◆ Aim:
Retype each line exactly. Skip images.

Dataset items
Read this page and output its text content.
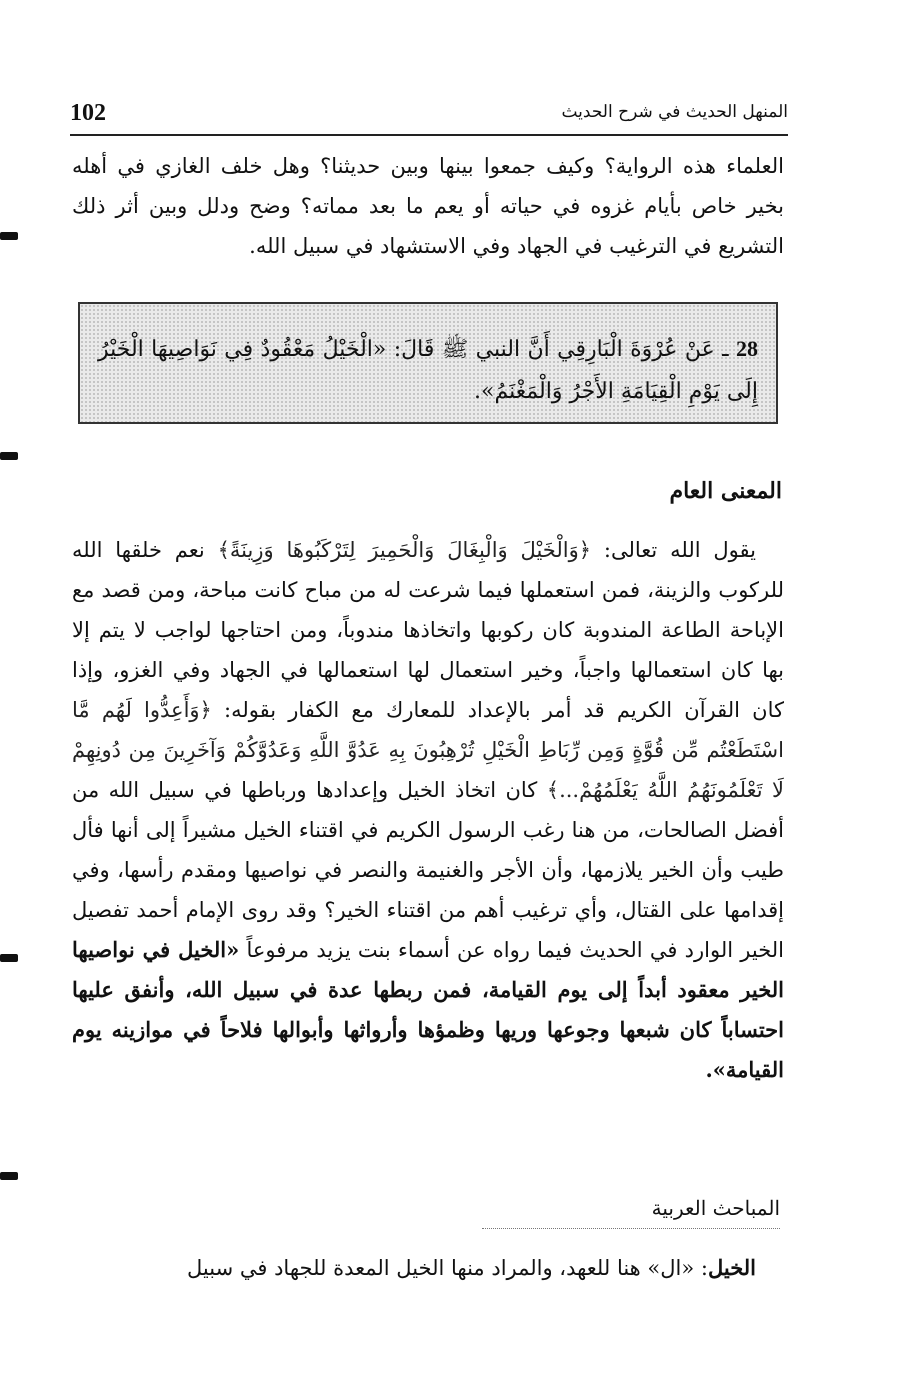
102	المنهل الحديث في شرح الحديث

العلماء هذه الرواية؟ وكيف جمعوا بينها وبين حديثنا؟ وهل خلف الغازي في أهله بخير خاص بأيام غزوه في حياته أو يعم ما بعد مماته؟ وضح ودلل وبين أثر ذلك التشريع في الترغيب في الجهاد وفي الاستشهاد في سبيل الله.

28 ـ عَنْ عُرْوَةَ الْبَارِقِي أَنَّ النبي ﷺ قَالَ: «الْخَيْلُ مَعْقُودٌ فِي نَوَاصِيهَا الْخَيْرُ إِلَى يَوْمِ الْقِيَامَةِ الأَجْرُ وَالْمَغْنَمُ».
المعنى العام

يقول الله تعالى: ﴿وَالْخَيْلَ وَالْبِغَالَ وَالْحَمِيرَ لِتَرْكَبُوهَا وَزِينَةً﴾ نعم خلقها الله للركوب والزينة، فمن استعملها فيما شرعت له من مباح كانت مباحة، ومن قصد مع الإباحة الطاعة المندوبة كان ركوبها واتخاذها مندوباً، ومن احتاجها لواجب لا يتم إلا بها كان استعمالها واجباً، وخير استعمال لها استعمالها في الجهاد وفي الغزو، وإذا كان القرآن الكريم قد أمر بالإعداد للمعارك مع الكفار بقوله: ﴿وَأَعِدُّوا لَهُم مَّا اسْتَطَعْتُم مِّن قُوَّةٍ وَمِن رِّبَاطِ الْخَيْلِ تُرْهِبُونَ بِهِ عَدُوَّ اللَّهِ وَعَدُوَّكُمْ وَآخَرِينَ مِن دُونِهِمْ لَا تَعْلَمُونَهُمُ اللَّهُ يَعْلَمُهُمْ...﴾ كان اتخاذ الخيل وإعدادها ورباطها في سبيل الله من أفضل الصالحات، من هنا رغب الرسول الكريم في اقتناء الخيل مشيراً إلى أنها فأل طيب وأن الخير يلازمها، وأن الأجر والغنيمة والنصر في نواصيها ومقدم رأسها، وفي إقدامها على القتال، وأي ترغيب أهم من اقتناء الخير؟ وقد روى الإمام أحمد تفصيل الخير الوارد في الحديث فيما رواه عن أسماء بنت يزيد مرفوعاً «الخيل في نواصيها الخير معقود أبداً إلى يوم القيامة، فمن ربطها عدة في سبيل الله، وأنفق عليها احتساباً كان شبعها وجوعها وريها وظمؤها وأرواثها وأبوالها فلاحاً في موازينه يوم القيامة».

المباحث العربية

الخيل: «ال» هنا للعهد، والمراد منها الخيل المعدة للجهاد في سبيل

◆ Result for this exercise:
Read this page and output its text content.
102	المنهل الحديث في شرح الحديث

العلماء هذه الرواية؟ وكيف جمعوا بينها وبين حديثنا؟ وهل خلف الغازي في أهله بخير خاص بأيام غزوه في حياته أو يعم ما بعد مماته؟ وضح ودلل وبين أثر ذلك التشريع في الترغيب في الجهاد وفي الاستشهاد في سبيل الله.

28 ـ عَنْ عُرْوَةَ الْبَارِقِي أَنَّ النبي ﷺ قَالَ: «الْخَيْلُ مَعْقُودٌ فِي نَوَاصِيهَا الْخَيْرُ إِلَى يَوْمِ الْقِيَامَةِ الأَجْرُ وَالْمَغْنَمُ».
المعنى العام

يقول الله تعالى: ﴿وَالْخَيْلَ وَالْبِغَالَ وَالْحَمِيرَ لِتَرْكَبُوهَا وَزِينَةً﴾ نعم خلقها الله للركوب والزينة، فمن استعملها فيما شرعت له من مباح كانت مباحة، ومن قصد مع الإباحة الطاعة المندوبة كان ركوبها واتخاذها مندوباً، ومن احتاجها لواجب لا يتم إلا بها كان استعمالها واجباً، وخير استعمال لها استعمالها في الجهاد وفي الغزو، وإذا كان القرآن الكريم قد أمر بالإعداد للمعارك مع الكفار بقوله: ﴿وَأَعِدُّوا لَهُم مَّا اسْتَطَعْتُم مِّن قُوَّةٍ وَمِن رِّبَاطِ الْخَيْلِ تُرْهِبُونَ بِهِ عَدُوَّ اللَّهِ وَعَدُوَّكُمْ وَآخَرِينَ مِن دُونِهِمْ لَا تَعْلَمُونَهُمُ اللَّهُ يَعْلَمُهُمْ...﴾ كان اتخاذ الخيل وإعدادها ورباطها في سبيل الله من أفضل الصالحات، من هنا رغب الرسول الكريم في اقتناء الخيل مشيراً إلى أنها فأل طيب وأن الخير يلازمها، وأن الأجر والغنيمة والنصر في نواصيها ومقدم رأسها، وفي إقدامها على القتال، وأي ترغيب أهم من اقتناء الخير؟ وقد روى الإمام أحمد تفصيل الخير الوارد في الحديث فيما رواه عن أسماء بنت يزيد مرفوعاً «الخيل في نواصيها الخير معقود أبداً إلى يوم القيامة، فمن ربطها عدة في سبيل الله، وأنفق عليها احتساباً كان شبعها وجوعها وريها وظمؤها وأرواثها وأبوالها فلاحاً في موازينه يوم القيامة».

المباحث العربية

الخيل: «ال» هنا للعهد، والمراد منها الخيل المعدة للجهاد في سبيل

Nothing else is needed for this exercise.